WHAT YOU ARE ASKED TO DO: Each entry that follows must be output without any deviation.

SUPPLIED MATERIAL:

START

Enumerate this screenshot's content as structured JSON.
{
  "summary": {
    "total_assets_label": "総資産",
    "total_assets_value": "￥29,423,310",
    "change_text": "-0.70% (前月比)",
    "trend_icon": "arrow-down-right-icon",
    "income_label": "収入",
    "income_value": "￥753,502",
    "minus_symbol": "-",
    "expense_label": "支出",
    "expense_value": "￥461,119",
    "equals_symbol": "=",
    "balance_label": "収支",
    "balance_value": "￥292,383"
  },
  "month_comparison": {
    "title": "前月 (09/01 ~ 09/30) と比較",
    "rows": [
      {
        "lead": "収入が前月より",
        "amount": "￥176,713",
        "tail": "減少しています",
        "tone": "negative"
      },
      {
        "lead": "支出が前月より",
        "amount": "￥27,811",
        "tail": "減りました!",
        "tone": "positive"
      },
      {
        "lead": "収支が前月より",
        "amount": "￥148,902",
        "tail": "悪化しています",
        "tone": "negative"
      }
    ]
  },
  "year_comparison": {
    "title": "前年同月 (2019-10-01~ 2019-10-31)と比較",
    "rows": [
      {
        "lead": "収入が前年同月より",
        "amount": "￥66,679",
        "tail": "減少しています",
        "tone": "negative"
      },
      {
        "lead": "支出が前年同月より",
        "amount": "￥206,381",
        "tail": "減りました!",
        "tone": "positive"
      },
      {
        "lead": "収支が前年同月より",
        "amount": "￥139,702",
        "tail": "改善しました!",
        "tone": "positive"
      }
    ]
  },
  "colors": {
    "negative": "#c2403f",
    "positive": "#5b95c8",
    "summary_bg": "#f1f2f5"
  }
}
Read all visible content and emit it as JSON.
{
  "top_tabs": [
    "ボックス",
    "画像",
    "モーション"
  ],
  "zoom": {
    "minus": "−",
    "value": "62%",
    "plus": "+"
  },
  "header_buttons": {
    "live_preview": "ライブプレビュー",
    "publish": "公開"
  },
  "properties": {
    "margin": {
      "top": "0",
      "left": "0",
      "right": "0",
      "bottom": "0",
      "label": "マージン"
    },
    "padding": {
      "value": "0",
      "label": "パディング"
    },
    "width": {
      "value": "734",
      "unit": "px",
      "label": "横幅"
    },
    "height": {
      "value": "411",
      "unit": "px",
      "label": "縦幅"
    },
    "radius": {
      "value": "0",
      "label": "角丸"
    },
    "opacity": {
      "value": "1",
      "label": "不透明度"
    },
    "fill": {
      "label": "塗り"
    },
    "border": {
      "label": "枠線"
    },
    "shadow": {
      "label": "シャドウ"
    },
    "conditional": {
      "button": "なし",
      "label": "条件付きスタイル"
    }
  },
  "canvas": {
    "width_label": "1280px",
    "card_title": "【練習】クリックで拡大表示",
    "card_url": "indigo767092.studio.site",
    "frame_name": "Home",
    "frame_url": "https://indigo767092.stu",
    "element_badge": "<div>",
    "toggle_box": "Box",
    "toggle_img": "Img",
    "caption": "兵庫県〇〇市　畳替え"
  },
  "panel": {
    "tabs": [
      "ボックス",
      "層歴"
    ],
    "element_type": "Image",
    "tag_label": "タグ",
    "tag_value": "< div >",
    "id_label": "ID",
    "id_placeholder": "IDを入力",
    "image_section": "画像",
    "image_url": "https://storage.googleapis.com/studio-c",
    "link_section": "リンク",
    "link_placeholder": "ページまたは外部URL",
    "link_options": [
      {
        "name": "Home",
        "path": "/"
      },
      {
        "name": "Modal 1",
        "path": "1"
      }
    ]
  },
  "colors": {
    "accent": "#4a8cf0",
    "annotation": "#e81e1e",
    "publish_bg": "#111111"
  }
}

END

THE COMPLETED TASK:
Enumerate this screenshot's content as structured JSON.
{
  "summary": {
    "total_assets_label": "総資産",
    "total_assets_value": "￥29,423,310",
    "change_text": "-0.70% (前月比)",
    "trend_icon": "arrow-down-right-icon",
    "income_label": "収入",
    "income_value": "￥753,502",
    "minus_symbol": "-",
    "expense_label": "支出",
    "expense_value": "￥461,119",
    "equals_symbol": "=",
    "balance_label": "収支",
    "balance_value": "￥292,383"
  },
  "month_comparison": {
    "title": "前月 (09/01 ~ 09/30) と比較",
    "rows": [
      {
        "lead": "収入が前月より",
        "amount": "￥176,713",
        "tail": "減少しています",
        "tone": "negative"
      },
      {
        "lead": "支出が前月より",
        "amount": "￥27,811",
        "tail": "減りました!",
        "tone": "positive"
      },
      {
        "lead": "収支が前月より",
        "amount": "￥148,902",
        "tail": "悪化しています",
        "tone": "negative"
      }
    ]
  },
  "year_comparison": {
    "title": "前年同月 (2019-10-01~ 2019-10-31)と比較",
    "rows": [
      {
        "lead": "収入が前年同月より",
        "amount": "￥66,679",
        "tail": "減少しています",
        "tone": "negative"
      },
      {
        "lead": "支出が前年同月より",
        "amount": "￥206,381",
        "tail": "減りました!",
        "tone": "positive"
      },
      {
        "lead": "収支が前年同月より",
        "amount": "￥139,702",
        "tail": "改善しました!",
        "tone": "positive"
      }
    ]
  },
  "colors": {
    "negative": "#c2403f",
    "positive": "#5b95c8",
    "summary_bg": "#f1f2f5"
  }
}
Read all visible content and emit it as JSON.
{
  "top_tabs": [
    "ボックス",
    "画像",
    "モーション"
  ],
  "zoom": {
    "minus": "−",
    "value": "62%",
    "plus": "+"
  },
  "header_buttons": {
    "live_preview": "ライブプレビュー",
    "publish": "公開"
  },
  "properties": {
    "margin": {
      "top": "0",
      "left": "0",
      "right": "0",
      "bottom": "0",
      "label": "マージン"
    },
    "padding": {
      "value": "0",
      "label": "パディング"
    },
    "width": {
      "value": "734",
      "unit": "px",
      "label": "横幅"
    },
    "height": {
      "value": "411",
      "unit": "px",
      "label": "縦幅"
    },
    "radius": {
      "value": "0",
      "label": "角丸"
    },
    "opacity": {
      "value": "1",
      "label": "不透明度"
    },
    "fill": {
      "label": "塗り"
    },
    "border": {
      "label": "枠線"
    },
    "shadow": {
      "label": "シャドウ"
    },
    "conditional": {
      "button": "なし",
      "label": "条件付きスタイル"
    }
  },
  "canvas": {
    "width_label": "1280px",
    "card_title": "【練習】クリックで拡大表示",
    "card_url": "indigo767092.studio.site",
    "frame_name": "Home",
    "frame_url": "https://indigo767092.stu",
    "element_badge": "<div>",
    "toggle_box": "Box",
    "toggle_img": "Img",
    "caption": "兵庫県〇〇市　畳替え"
  },
  "panel": {
    "tabs": [
      "ボックス",
      "層歴"
    ],
    "element_type": "Image",
    "tag_label": "タグ",
    "tag_value": "< div >",
    "id_label": "ID",
    "id_placeholder": "IDを入力",
    "image_section": "画像",
    "image_url": "https://storage.googleapis.com/studio-c",
    "link_section": "リンク",
    "link_placeholder": "ページまたは外部URL",
    "link_options": [
      {
        "name": "Home",
        "path": "/"
      },
      {
        "name": "Modal 1",
        "path": "1"
      }
    ]
  },
  "colors": {
    "accent": "#4a8cf0",
    "annotation": "#e81e1e",
    "publish_bg": "#111111"
  }
}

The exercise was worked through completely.